YOUR TASK: Within the listing below, locate all lines containing the word "Type". Copy each one.

SUPPLIED RECORDS:
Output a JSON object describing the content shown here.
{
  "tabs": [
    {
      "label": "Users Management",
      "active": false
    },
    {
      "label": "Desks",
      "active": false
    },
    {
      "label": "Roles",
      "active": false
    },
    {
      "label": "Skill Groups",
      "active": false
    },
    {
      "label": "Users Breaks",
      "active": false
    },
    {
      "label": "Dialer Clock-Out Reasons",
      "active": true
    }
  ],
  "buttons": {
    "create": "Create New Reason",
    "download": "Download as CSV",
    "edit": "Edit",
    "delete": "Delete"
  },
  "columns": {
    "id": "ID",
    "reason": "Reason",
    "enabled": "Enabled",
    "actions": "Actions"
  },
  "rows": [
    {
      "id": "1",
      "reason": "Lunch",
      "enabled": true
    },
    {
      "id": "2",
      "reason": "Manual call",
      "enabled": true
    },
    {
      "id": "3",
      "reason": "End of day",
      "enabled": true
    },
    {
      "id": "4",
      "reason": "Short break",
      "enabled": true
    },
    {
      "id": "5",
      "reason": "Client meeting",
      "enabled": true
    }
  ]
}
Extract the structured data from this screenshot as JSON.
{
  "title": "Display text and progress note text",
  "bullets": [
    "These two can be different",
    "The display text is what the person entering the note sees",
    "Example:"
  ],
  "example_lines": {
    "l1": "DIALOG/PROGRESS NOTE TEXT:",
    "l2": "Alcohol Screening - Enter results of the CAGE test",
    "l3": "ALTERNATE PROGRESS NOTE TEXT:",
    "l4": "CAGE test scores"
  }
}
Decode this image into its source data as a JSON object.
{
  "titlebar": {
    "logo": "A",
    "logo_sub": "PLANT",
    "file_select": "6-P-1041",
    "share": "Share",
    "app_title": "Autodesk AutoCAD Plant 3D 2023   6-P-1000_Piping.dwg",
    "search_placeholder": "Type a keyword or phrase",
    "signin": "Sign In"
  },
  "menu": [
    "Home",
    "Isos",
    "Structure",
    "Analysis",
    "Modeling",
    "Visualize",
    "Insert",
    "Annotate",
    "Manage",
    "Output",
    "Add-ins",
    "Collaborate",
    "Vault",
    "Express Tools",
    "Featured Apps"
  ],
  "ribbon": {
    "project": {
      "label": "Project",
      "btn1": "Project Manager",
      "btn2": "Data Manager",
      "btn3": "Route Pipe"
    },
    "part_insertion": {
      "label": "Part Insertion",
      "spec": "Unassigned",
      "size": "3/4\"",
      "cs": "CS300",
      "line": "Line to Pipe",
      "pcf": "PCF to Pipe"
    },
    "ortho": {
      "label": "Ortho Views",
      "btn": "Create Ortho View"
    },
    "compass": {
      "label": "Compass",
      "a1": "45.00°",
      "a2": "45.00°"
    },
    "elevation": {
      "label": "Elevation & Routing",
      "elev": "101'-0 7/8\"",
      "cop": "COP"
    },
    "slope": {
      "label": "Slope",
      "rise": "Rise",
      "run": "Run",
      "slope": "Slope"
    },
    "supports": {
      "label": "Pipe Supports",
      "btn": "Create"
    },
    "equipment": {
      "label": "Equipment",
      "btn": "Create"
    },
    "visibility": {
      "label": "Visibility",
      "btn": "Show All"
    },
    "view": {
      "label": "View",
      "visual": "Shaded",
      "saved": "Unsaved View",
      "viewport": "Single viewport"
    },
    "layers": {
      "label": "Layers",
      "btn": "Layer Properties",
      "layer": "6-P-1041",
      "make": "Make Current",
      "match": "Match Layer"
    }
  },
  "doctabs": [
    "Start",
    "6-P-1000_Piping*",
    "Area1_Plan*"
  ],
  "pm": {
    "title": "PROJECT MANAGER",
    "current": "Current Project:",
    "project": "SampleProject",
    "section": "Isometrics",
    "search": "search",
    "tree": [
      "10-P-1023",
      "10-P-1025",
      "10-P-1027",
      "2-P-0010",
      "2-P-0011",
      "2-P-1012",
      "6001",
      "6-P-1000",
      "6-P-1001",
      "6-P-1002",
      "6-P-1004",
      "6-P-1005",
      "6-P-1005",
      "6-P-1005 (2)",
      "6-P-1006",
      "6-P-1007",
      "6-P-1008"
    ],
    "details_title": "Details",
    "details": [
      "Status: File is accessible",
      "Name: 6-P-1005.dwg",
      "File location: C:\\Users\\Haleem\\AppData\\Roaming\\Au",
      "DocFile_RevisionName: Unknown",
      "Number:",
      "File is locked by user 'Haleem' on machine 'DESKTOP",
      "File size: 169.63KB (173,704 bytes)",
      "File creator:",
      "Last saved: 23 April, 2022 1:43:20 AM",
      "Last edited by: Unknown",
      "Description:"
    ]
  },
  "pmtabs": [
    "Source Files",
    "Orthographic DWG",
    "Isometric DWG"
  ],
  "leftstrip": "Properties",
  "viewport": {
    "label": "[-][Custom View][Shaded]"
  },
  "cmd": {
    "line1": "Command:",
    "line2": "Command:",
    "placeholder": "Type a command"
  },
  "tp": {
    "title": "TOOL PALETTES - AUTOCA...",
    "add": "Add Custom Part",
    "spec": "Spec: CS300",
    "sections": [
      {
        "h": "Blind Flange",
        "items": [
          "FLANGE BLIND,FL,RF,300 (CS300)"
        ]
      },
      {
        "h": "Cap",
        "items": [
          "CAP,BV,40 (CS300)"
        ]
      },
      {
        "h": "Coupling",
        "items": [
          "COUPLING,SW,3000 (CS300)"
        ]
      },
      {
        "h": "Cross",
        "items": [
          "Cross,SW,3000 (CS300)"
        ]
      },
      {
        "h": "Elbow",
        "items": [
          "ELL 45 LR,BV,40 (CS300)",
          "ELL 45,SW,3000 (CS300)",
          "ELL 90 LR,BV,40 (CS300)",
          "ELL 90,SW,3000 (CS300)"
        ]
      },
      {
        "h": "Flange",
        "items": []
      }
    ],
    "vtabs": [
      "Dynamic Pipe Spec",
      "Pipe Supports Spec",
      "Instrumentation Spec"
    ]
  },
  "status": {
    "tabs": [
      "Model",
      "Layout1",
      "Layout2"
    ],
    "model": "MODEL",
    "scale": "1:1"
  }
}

RESPONSE TO THE EXERCISE:
    "search_placeholder": "Type a keyword or phrase",
    "placeholder": "Type a command"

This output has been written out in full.